***** Material
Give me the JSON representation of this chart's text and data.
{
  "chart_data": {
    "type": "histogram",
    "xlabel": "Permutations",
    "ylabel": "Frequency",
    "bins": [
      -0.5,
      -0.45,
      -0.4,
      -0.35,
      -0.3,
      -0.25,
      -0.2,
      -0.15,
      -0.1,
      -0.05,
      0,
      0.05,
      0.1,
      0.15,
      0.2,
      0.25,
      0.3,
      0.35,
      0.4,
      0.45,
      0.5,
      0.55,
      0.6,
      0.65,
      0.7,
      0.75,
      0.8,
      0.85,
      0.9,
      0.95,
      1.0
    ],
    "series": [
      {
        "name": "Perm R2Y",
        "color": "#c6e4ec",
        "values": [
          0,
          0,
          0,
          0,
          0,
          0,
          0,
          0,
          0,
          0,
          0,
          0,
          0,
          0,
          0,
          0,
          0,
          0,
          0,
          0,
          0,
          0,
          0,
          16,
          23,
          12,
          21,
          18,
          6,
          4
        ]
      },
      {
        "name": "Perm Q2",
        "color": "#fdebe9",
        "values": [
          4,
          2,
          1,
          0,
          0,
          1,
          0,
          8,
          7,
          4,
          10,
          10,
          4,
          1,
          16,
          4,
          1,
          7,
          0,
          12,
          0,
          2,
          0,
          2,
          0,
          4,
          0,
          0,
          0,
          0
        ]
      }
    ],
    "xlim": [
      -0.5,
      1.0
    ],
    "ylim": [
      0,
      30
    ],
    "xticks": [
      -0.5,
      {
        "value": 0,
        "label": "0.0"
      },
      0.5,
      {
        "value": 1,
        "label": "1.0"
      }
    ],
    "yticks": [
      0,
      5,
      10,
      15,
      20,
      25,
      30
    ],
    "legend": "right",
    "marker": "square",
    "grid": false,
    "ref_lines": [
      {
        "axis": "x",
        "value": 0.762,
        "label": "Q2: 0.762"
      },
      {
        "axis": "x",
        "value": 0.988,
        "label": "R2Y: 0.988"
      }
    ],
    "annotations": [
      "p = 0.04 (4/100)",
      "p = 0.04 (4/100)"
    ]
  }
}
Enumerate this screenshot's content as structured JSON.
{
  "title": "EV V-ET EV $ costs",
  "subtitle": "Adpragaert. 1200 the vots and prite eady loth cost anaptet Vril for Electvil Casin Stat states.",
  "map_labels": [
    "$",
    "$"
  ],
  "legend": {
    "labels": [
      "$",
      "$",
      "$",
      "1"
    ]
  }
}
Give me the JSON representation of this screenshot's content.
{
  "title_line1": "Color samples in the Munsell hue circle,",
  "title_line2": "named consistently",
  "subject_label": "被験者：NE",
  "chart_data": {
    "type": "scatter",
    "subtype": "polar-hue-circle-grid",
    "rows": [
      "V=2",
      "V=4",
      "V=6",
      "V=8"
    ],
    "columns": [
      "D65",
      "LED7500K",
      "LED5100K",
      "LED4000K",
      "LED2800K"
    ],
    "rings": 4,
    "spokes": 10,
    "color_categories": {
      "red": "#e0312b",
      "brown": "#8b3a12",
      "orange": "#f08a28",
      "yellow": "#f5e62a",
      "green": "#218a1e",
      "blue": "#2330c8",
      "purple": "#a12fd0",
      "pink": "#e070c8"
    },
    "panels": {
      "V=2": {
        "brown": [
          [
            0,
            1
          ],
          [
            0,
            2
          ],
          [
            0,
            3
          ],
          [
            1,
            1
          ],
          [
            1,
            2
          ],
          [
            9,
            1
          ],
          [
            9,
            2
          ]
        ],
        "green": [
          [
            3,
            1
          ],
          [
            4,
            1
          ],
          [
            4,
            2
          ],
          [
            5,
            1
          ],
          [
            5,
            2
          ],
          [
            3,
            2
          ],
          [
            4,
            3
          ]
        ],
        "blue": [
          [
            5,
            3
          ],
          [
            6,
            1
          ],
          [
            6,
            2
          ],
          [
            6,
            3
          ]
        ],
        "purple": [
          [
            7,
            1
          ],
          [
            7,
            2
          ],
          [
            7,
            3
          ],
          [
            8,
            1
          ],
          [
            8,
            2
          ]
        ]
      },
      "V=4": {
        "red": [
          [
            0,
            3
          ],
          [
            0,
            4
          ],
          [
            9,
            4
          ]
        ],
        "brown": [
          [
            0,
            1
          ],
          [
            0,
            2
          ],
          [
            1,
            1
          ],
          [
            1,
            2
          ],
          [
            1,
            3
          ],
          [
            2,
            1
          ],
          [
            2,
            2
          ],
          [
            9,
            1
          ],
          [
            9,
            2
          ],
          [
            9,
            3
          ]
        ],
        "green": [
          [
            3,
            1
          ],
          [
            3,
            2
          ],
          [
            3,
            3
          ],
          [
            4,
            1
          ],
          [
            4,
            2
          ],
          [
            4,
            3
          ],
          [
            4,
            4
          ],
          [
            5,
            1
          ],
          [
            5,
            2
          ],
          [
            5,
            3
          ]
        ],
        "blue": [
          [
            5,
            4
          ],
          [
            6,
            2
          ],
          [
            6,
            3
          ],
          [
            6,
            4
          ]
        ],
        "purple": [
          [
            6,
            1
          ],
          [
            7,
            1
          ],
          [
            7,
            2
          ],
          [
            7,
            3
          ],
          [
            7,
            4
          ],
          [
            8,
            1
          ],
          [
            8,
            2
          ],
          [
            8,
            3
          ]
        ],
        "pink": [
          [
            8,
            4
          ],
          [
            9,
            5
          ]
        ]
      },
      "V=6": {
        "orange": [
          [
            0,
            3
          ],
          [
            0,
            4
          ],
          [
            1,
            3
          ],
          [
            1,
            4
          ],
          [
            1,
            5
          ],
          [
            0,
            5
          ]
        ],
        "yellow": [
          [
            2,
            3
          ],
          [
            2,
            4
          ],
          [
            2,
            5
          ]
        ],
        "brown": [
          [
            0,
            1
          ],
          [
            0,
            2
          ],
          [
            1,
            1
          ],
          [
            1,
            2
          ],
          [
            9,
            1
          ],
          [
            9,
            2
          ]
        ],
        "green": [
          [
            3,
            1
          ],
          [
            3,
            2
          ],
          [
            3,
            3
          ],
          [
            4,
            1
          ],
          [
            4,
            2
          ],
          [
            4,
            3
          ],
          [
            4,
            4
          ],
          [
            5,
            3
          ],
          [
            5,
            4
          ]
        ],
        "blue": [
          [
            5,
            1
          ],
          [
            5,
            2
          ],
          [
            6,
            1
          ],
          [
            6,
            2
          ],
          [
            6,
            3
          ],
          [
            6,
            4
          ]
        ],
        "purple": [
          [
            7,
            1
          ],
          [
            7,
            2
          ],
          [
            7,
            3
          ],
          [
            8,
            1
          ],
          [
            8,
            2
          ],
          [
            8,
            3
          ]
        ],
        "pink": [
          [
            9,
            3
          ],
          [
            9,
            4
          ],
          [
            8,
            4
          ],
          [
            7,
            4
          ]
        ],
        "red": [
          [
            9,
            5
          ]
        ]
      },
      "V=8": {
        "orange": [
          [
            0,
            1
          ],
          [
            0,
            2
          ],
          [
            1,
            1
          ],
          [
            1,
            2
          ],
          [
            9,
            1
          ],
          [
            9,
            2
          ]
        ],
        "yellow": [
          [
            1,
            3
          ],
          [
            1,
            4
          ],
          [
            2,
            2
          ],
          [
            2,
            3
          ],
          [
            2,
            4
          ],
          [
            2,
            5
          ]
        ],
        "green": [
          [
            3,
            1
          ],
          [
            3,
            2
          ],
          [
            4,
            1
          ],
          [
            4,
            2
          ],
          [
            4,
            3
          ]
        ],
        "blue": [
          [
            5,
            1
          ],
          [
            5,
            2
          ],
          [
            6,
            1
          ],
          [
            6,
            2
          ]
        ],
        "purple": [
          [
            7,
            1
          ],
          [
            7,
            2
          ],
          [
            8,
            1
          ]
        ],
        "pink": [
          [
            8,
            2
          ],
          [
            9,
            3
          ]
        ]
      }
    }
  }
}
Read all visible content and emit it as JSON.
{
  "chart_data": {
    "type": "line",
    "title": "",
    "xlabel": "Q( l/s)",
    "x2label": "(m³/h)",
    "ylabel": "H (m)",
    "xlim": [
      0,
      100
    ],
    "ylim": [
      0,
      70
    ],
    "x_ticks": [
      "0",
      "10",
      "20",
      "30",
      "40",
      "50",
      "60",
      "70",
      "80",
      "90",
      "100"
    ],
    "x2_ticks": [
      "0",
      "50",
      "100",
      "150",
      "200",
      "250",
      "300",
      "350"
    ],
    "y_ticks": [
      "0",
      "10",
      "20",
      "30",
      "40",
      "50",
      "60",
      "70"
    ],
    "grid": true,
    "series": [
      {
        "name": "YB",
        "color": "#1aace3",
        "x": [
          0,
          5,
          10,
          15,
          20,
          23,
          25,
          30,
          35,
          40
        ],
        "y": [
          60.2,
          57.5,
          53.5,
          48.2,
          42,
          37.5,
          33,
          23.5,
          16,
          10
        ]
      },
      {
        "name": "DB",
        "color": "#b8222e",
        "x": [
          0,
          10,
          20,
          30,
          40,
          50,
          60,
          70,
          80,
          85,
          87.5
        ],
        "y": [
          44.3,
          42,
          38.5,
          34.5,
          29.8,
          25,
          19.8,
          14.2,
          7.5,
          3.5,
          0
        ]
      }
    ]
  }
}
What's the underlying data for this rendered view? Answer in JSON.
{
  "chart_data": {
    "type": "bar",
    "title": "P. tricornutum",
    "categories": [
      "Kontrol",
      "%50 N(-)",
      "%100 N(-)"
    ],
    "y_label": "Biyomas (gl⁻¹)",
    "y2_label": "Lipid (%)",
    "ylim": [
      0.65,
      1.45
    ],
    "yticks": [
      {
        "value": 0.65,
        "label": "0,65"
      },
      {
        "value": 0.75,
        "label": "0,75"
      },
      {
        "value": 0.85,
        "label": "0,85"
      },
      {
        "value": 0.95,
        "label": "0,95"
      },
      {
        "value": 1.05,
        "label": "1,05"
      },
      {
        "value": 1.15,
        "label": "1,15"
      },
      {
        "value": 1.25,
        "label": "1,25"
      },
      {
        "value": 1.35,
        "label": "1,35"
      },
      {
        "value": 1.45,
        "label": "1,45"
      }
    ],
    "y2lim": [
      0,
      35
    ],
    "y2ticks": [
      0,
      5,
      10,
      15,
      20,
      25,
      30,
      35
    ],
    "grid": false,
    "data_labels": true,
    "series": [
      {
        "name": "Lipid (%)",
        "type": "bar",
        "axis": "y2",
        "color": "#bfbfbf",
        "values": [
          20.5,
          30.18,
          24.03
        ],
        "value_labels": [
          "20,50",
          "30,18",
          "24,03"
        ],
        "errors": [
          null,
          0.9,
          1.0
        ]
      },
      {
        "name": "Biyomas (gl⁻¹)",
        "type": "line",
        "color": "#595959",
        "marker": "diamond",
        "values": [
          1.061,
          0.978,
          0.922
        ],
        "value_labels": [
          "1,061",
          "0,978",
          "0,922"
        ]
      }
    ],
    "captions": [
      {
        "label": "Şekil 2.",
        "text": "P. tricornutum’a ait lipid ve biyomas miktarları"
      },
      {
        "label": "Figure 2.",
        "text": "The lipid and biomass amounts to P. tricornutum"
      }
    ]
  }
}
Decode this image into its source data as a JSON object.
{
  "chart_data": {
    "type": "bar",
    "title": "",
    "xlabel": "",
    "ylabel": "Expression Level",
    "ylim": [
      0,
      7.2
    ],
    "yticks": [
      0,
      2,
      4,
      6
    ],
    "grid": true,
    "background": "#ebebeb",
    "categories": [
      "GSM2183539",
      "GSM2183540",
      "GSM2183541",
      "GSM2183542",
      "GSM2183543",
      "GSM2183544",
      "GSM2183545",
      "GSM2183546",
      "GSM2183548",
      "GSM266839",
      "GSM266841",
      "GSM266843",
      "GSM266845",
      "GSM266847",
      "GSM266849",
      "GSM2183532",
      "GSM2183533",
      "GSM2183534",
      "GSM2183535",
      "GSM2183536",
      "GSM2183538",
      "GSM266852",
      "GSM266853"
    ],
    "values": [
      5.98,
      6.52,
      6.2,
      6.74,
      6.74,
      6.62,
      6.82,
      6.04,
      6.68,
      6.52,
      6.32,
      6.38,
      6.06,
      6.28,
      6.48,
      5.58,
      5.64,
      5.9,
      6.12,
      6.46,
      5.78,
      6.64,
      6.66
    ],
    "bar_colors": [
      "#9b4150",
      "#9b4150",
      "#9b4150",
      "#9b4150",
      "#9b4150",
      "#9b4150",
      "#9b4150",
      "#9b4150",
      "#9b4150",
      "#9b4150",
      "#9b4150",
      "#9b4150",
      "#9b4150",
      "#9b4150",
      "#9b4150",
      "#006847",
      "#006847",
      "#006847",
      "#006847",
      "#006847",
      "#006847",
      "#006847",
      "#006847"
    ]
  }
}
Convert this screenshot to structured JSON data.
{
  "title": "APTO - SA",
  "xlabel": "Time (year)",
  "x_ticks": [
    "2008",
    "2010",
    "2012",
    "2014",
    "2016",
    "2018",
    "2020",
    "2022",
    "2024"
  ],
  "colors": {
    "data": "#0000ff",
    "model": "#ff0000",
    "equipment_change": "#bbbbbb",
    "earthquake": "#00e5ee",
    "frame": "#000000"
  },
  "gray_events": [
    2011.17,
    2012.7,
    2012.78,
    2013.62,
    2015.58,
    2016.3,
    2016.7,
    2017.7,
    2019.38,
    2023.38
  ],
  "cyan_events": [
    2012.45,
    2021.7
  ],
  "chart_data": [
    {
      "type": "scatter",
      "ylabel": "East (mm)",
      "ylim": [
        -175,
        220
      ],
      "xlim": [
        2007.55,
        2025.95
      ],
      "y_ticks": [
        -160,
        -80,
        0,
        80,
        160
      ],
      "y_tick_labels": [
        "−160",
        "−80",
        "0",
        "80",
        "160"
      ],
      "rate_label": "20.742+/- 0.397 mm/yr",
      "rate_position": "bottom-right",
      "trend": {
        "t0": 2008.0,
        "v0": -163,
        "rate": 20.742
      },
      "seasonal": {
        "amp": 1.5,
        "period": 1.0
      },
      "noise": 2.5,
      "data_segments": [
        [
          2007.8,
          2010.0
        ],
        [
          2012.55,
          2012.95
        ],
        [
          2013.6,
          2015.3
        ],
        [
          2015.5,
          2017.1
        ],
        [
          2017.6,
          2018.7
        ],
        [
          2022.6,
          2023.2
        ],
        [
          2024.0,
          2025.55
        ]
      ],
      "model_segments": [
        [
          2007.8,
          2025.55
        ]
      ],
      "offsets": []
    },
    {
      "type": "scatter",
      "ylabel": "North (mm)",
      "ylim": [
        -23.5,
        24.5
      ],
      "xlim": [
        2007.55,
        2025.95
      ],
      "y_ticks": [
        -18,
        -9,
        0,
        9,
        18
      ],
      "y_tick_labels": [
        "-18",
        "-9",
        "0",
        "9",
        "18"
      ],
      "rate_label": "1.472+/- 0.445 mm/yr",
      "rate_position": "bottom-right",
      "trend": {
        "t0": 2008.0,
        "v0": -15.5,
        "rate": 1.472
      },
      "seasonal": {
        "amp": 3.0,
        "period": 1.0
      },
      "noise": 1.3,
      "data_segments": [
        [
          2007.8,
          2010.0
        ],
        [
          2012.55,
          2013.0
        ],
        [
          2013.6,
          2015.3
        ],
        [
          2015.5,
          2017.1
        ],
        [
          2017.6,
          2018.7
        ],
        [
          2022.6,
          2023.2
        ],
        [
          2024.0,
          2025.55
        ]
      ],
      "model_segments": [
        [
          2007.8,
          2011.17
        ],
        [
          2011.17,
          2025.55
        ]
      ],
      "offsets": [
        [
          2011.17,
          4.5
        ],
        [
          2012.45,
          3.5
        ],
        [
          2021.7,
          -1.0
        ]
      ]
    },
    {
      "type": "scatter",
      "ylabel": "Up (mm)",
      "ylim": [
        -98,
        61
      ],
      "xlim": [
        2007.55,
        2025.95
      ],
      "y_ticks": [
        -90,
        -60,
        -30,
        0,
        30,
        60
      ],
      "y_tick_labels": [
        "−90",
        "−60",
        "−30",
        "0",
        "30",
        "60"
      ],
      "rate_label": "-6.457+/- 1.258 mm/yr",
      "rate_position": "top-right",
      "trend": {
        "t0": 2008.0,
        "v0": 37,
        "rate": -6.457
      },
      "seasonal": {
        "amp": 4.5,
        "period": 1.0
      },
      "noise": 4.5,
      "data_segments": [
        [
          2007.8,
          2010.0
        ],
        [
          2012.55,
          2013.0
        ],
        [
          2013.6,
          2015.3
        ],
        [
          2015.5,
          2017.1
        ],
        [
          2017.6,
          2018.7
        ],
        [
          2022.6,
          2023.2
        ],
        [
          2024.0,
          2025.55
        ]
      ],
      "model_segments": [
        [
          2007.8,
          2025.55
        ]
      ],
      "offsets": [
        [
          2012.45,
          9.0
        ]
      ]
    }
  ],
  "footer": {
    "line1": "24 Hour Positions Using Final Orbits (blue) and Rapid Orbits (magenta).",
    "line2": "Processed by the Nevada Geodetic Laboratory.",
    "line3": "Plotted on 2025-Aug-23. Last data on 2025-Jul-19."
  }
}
**********
What you need to do:
Using the listing above, state the number of lines that hold "circle", with no other text.

Response:
2